** START OF Rows **

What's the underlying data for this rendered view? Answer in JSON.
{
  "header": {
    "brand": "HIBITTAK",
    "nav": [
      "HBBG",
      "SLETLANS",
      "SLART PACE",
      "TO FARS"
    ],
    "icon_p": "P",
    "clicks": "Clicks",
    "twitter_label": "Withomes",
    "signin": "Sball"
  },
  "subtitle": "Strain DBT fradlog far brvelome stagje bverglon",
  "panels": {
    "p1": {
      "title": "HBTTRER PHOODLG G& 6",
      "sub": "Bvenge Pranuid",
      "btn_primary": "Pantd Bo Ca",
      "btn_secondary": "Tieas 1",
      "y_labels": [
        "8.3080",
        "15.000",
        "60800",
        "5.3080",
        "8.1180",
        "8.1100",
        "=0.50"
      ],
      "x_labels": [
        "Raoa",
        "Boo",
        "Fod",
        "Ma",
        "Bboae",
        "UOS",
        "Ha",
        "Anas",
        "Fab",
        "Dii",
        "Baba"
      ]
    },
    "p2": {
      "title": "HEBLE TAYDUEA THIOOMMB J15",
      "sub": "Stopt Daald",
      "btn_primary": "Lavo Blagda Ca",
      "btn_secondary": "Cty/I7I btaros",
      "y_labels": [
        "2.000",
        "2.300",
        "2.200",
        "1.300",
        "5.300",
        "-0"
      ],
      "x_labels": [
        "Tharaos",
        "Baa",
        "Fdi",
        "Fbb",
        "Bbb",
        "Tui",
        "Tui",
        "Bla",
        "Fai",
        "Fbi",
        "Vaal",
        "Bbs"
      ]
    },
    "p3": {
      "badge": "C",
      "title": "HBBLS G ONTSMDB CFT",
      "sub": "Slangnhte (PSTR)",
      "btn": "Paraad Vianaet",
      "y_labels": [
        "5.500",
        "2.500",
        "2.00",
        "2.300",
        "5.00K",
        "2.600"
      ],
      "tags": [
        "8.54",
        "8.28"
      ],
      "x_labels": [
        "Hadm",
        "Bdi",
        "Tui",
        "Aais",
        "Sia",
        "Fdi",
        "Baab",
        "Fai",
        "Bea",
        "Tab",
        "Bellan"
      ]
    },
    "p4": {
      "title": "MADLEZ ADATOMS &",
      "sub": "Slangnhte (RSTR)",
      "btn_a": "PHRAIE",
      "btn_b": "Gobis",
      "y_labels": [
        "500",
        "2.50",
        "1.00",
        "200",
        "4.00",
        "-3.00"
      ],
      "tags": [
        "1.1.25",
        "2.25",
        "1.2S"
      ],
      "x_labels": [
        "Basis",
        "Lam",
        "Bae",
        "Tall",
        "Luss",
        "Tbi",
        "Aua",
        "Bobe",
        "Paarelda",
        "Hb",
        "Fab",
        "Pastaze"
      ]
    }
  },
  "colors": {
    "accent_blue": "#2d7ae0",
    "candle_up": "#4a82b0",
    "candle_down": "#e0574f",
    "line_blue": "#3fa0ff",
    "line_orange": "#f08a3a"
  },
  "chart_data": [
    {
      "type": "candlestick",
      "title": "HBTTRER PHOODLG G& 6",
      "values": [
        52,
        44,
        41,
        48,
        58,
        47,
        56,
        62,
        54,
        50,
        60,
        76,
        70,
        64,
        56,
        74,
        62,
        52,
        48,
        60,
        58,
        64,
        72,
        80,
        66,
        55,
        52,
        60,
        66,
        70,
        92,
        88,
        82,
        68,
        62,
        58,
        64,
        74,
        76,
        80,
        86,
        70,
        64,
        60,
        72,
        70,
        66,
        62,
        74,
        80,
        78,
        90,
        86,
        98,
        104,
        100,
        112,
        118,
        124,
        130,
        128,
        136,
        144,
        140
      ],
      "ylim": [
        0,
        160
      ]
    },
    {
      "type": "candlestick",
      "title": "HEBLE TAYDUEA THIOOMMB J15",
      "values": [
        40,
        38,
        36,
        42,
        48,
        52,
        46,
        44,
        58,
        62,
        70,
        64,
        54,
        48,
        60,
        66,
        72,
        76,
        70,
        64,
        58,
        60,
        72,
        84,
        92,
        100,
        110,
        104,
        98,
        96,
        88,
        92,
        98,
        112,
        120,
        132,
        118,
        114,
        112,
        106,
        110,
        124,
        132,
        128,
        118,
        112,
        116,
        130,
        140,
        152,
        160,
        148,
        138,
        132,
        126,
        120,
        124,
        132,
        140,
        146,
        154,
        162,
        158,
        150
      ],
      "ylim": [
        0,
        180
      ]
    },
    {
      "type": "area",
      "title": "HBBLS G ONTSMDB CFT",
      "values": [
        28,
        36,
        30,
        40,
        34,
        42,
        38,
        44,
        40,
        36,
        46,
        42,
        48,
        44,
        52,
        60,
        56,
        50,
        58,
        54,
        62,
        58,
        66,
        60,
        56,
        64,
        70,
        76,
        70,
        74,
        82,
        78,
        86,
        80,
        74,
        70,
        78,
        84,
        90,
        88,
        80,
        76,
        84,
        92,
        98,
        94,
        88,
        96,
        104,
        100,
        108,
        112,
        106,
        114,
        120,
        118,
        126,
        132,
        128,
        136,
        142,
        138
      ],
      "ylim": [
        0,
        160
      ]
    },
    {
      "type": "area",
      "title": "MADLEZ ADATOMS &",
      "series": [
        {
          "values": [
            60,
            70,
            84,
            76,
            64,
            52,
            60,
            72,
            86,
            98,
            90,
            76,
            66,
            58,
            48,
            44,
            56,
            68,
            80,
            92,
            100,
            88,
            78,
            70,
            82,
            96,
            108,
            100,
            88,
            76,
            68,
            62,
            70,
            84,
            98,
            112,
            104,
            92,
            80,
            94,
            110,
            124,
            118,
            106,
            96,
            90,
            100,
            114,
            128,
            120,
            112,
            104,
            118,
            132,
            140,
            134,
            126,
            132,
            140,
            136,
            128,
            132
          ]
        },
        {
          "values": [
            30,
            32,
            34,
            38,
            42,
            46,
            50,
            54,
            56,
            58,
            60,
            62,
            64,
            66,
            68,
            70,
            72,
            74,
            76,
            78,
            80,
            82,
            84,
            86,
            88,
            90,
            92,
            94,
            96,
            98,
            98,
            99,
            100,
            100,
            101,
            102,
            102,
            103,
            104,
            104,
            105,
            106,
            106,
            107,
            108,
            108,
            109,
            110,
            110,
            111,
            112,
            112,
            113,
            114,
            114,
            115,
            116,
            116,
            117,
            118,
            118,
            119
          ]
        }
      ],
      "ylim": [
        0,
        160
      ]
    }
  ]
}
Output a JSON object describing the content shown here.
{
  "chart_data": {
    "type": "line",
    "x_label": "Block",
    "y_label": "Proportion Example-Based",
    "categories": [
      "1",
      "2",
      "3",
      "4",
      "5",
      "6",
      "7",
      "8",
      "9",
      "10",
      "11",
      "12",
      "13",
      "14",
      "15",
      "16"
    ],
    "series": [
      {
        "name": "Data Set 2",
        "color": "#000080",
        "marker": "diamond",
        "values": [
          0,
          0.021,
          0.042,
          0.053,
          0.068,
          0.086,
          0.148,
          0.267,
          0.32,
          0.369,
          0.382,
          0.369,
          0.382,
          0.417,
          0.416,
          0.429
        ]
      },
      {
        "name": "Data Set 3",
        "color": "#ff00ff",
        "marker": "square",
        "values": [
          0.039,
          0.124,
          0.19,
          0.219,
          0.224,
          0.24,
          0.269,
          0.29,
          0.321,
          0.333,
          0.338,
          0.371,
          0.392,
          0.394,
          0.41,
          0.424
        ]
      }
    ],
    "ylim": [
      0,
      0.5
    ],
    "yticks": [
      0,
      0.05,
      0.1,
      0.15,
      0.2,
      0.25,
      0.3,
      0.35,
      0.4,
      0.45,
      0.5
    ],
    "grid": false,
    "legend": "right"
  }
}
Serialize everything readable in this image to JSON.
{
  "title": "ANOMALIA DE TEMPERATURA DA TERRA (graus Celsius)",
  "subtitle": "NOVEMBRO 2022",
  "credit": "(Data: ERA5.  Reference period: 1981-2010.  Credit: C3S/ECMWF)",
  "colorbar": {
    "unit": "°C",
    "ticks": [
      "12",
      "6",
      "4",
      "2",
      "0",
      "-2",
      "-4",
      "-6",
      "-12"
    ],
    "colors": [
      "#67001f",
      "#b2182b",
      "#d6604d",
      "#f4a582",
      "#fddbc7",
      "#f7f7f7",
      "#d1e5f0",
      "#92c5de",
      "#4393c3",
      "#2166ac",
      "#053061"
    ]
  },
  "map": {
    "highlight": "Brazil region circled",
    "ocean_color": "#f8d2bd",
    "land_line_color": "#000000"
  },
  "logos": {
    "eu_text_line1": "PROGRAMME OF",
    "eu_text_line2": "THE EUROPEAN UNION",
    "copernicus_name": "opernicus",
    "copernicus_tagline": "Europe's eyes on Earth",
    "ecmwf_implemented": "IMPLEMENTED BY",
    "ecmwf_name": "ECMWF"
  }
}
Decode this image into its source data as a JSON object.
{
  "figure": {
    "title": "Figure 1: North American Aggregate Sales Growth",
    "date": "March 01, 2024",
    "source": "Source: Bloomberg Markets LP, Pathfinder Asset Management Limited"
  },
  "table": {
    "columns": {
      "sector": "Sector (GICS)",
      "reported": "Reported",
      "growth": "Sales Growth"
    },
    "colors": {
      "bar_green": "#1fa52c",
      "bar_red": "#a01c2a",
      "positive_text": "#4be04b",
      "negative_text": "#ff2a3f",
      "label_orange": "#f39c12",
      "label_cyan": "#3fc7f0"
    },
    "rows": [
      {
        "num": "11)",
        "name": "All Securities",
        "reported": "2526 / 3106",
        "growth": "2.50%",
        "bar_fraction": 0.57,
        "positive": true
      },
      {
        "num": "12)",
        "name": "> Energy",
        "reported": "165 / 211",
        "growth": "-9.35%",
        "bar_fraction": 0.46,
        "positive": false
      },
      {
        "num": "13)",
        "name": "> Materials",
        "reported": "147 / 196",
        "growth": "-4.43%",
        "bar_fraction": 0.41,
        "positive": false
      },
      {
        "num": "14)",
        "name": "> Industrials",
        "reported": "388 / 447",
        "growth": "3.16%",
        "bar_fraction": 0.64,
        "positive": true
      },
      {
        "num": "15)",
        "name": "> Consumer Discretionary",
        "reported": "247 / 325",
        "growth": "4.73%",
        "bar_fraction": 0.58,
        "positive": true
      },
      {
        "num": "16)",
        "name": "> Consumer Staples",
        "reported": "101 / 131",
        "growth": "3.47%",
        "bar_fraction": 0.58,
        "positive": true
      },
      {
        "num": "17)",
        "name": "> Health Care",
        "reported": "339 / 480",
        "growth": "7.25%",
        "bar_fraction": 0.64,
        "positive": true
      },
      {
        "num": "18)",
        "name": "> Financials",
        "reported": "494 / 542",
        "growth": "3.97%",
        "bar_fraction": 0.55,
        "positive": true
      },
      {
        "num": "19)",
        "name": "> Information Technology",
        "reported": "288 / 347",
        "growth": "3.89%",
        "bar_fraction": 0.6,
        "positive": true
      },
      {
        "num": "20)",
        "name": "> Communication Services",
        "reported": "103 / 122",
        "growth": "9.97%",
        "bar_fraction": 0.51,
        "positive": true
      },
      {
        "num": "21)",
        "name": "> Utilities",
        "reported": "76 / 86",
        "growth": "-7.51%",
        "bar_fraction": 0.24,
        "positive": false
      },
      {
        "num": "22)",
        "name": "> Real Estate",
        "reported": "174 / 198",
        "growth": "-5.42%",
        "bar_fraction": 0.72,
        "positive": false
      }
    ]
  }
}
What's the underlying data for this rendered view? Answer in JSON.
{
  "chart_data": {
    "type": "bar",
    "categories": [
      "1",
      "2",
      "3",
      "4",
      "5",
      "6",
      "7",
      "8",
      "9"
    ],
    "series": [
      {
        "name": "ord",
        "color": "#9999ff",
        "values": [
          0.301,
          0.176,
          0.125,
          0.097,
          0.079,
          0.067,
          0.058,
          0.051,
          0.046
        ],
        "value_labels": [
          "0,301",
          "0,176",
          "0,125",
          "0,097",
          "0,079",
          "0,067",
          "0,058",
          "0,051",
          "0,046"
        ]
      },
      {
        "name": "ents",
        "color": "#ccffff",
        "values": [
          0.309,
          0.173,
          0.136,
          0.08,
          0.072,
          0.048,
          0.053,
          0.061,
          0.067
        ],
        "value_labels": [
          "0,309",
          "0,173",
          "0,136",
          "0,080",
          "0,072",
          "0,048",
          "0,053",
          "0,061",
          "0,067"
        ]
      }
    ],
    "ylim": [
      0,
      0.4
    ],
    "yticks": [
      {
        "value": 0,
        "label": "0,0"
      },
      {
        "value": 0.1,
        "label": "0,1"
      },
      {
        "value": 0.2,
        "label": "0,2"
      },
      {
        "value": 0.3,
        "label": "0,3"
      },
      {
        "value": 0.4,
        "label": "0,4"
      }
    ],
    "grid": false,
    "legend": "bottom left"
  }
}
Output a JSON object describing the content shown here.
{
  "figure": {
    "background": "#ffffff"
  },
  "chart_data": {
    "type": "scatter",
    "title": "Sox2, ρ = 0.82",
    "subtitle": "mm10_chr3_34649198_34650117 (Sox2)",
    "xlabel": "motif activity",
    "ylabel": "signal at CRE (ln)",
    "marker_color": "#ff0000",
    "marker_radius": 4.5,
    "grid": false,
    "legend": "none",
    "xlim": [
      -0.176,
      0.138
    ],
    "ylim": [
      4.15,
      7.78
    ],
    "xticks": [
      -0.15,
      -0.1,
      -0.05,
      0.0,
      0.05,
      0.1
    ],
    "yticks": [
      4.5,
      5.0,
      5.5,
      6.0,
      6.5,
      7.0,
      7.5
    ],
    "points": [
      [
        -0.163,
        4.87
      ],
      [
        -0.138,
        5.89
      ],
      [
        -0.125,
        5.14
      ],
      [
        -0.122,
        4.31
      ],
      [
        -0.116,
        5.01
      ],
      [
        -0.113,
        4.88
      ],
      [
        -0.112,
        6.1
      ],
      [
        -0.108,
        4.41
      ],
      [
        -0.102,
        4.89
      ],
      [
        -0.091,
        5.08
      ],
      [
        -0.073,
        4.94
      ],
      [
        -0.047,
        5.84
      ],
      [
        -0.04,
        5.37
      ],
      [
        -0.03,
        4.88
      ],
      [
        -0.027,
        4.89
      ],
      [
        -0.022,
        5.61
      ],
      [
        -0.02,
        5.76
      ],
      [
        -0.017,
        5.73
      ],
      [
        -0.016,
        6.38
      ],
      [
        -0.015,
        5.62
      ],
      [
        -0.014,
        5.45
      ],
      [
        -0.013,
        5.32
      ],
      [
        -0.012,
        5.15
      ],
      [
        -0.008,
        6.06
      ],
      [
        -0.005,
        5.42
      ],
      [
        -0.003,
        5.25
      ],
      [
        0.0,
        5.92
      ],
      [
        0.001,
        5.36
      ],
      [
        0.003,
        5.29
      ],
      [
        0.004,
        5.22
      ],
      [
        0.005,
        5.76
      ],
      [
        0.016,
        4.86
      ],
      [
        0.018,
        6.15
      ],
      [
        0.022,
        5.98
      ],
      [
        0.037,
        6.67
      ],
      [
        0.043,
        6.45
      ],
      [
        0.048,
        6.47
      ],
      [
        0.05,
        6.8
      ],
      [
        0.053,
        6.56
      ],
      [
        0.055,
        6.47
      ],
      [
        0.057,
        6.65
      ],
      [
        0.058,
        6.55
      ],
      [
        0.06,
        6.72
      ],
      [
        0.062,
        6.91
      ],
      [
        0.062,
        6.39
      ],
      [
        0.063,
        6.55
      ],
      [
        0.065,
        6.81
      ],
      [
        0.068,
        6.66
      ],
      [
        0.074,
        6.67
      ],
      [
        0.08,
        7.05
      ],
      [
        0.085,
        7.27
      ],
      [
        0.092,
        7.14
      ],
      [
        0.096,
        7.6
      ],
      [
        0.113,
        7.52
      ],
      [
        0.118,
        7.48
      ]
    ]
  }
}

** END OF Rows **

Exercise description:
Every line containing the string "this" must be listed.

Response to the task:
What's the underlying data for this rendered view? Answer in JSON.
Serialize everything readable in this image to JSON.
Decode this image into its source data as a JSON object.
What's the underlying data for this rendered view? Answer in JSON.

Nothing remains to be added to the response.